Task instructions:
Can you output every line of the listing below as a JSON list of strings, one string per line, with blank lines left out?

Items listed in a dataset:
-*-
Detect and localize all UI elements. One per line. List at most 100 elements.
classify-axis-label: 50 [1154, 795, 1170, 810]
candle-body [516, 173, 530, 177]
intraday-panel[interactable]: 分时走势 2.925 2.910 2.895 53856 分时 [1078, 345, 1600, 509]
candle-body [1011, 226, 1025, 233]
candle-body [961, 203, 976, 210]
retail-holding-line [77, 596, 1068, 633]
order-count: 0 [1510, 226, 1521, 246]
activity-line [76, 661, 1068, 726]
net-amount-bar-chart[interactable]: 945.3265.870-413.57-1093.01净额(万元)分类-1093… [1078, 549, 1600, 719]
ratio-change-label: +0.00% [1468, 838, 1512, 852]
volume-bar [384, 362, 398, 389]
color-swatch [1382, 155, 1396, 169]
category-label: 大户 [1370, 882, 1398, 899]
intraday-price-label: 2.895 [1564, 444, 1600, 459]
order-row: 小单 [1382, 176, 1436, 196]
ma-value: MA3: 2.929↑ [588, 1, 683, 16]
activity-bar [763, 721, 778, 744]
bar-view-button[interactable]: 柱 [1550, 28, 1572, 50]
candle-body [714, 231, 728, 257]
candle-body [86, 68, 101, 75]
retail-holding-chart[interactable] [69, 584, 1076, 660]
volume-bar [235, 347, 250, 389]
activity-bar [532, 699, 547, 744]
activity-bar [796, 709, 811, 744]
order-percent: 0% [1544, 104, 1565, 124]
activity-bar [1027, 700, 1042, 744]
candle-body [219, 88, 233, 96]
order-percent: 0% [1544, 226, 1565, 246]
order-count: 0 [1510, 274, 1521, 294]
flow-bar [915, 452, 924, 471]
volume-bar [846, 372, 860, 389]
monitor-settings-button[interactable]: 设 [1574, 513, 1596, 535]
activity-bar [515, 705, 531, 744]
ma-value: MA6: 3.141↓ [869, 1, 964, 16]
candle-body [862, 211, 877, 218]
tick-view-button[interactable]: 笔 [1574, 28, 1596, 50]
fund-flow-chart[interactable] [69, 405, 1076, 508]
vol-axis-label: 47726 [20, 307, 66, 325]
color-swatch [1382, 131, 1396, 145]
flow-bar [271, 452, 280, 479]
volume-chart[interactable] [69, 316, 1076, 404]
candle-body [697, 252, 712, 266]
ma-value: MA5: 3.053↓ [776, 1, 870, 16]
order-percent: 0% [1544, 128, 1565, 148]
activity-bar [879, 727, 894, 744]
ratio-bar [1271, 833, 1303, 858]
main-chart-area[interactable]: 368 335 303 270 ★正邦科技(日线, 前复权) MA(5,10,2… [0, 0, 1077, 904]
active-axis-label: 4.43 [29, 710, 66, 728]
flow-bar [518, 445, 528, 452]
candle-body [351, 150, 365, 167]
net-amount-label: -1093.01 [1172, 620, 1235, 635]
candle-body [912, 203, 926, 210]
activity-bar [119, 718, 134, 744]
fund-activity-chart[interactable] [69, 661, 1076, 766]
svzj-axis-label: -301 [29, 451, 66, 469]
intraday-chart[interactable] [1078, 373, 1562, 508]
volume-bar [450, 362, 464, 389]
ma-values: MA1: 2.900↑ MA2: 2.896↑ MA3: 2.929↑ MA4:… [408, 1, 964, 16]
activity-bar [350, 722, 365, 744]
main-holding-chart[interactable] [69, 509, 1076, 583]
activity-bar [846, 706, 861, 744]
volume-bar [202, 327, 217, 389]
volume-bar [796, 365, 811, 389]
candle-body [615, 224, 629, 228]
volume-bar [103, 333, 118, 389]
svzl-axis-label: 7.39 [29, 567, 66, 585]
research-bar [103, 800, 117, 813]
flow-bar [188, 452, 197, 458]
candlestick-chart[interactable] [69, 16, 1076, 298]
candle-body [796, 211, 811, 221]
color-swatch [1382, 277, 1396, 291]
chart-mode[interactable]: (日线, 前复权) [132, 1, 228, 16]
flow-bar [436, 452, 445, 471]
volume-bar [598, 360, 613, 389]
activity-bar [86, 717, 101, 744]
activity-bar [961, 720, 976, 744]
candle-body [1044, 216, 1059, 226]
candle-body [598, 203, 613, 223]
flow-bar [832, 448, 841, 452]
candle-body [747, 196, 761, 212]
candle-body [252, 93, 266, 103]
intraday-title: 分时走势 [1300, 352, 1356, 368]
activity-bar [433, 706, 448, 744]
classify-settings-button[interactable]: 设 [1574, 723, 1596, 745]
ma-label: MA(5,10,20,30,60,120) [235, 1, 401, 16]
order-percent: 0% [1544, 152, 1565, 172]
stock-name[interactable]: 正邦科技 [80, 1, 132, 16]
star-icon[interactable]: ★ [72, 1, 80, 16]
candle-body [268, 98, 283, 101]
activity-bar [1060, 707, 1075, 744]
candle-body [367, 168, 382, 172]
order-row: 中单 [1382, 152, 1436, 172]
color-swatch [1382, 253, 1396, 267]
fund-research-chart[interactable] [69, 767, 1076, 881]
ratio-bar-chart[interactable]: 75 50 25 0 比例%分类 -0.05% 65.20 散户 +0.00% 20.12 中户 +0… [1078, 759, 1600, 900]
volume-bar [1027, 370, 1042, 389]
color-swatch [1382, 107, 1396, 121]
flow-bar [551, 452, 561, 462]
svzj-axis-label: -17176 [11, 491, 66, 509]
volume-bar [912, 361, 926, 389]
-*-
Problem solution:
[
  "Detect and localize all UI elements. One per line. List at most 100 elements.",
  "classify-axis-label: 50 [1154, 795, 1170, 810]",
  "candle-body [516, 173, 530, 177]",
  "intraday-panel[interactable]: 分时走势 2.925 2.910 2.895 53856 分时 [1078, 345, 1600, 509]",
  "candle-body [1011, 226, 1025, 233]",
  "candle-body [961, 203, 976, 210]",
  "retail-holding-line [77, 596, 1068, 633]",
  "order-count: 0 [1510, 226, 1521, 246]",
  "activity-line [76, 661, 1068, 726]",
  "net-amount-bar-chart[interactable]: 945.3265.870-413.57-1093.01净额(万元)分类-1093… [1078, 549, 1600, 719]",
  "ratio-change-label: +0.00% [1468, 838, 1512, 852]",
  "volume-bar [384, 362, 398, 389]",
  "color-swatch [1382, 155, 1396, 169]",
  "category-label: 大户 [1370, 882, 1398, 899]",
  "intraday-price-label: 2.895 [1564, 444, 1600, 459]",
  "order-row: 小单 [1382, 176, 1436, 196]",
  "ma-value: MA3: 2.929↑ [588, 1, 683, 16]",
  "activity-bar [763, 721, 778, 744]",
  "bar-view-button[interactable]: 柱 [1550, 28, 1572, 50]",
  "candle-body [714, 231, 728, 257]",
  "candle-body [86, 68, 101, 75]",
  "retail-holding-chart[interactable] [69, 584, 1076, 660]",
  "volume-bar [235, 347, 250, 389]",
  "activity-bar [532, 699, 547, 744]",
  "activity-bar [796, 709, 811, 744]",
  "order-percent: 0% [1544, 104, 1565, 124]",
  "activity-bar [1027, 700, 1042, 744]",
  "candle-body [219, 88, 233, 96]",
  "order-percent: 0% [1544, 226, 1565, 246]",
  "order-count: 0 [1510, 274, 1521, 294]",
  "flow-bar [915, 452, 924, 471]",
  "volume-bar [846, 372, 860, 389]",
  "monitor-settings-button[interactable]: 设 [1574, 513, 1596, 535]",
  "activity-bar [515, 705, 531, 744]",
  "ma-value: MA6: 3.141↓ [869, 1, 964, 16]",
  "candle-body [862, 211, 877, 218]",
  "tick-view-button[interactable]: 笔 [1574, 28, 1596, 50]",
  "fund-flow-chart[interactable] [69, 405, 1076, 508]",
  "vol-axis-label: 47726 [20, 307, 66, 325]",
  "color-swatch [1382, 131, 1396, 145]",
  "flow-bar [271, 452, 280, 479]",
  "volume-chart[interactable] [69, 316, 1076, 404]",
  "candle-body [697, 252, 712, 266]",
  "ma-value: MA5: 3.053↓ [776, 1, 870, 16]",
  "order-percent: 0% [1544, 128, 1565, 148]",
  "activity-bar [879, 727, 894, 744]",
  "ratio-bar [1271, 833, 1303, 858]",
  "main-chart-area[interactable]: 368 335 303 270 ★正邦科技(日线, 前复权) MA(5,10,2… [0, 0, 1077, 904]",
  "active-axis-label: 4.43 [29, 710, 66, 728]",
  "flow-bar [518, 445, 528, 452]",
  "candle-body [351, 150, 365, 167]",
  "net-amount-label: -1093.01 [1172, 620, 1235, 635]",
  "candle-body [912, 203, 926, 210]",
  "activity-bar [119, 718, 134, 744]",
  "fund-activity-chart[interactable] [69, 661, 1076, 766]",
  "svzj-axis-label: -301 [29, 451, 66, 469]",
  "intraday-chart[interactable] [1078, 373, 1562, 508]",
  "volume-bar [450, 362, 464, 389]",
  "ma-values: MA1: 2.900↑ MA2: 2.896↑ MA3: 2.929↑ MA4:… [408, 1, 964, 16]",
  "activity-bar [350, 722, 365, 744]",
  "main-holding-chart[interactable] [69, 509, 1076, 583]",
  "activity-bar [846, 706, 861, 744]",
  "volume-bar [202, 327, 217, 389]",
  "volume-bar [796, 365, 811, 389]",
  "candle-body [615, 224, 629, 228]",
  "volume-bar [103, 333, 118, 389]",
  "svzl-axis-label: 7.39 [29, 567, 66, 585]",
  "research-bar [103, 800, 117, 813]",
  "flow-bar [188, 452, 197, 458]",
  "candlestick-chart[interactable] [69, 16, 1076, 298]",
  "candle-body [796, 211, 811, 221]",
  "color-swatch [1382, 277, 1396, 291]",
  "chart-mode[interactable]: (日线, 前复权) [132, 1, 228, 16]",
  "flow-bar [436, 452, 445, 471]",
  "volume-bar [598, 360, 613, 389]",
  "activity-bar [86, 717, 101, 744]",
  "activity-bar [961, 720, 976, 744]",
  "candle-body [1044, 216, 1059, 226]",
  "candle-body [598, 203, 613, 223]",
  "flow-bar [832, 448, 841, 452]",
  "candle-body [747, 196, 761, 212]",
  "candle-body [252, 93, 266, 103]",
  "intraday-title: 分时走势 [1300, 352, 1356, 368]",
  "activity-bar [433, 706, 448, 744]",
  "classify-settings-button[interactable]: 设 [1574, 723, 1596, 745]",
  "ma-label: MA(5,10,20,30,60,120) [235, 1, 401, 16]",
  "order-percent: 0% [1544, 152, 1565, 172]",
  "stock-name[interactable]: 正邦科技 [80, 1, 132, 16]",
  "star-icon[interactable]: ★ [72, 1, 80, 16]",
  "candle-body [268, 98, 283, 101]",
  "activity-bar [1060, 707, 1075, 744]",
  "candle-body [367, 168, 382, 172]",
  "order-row: 中单 [1382, 152, 1436, 172]",
  "color-swatch [1382, 253, 1396, 267]",
  "fund-research-chart[interactable] [69, 767, 1076, 881]",
  "ratio-bar-chart[interactable]: 75 50 25 0 比例%分类 -0.05% 65.20 散户 +0.00% 20.12 中户 +0… [1078, 759, 1600, 900]",
  "volume-bar [1027, 370, 1042, 389]",
  "color-swatch [1382, 107, 1396, 121]",
  "flow-bar [551, 452, 561, 462]",
  "svzj-axis-label: -17176 [11, 491, 66, 509]",
  "volume-bar [912, 361, 926, 389]"
]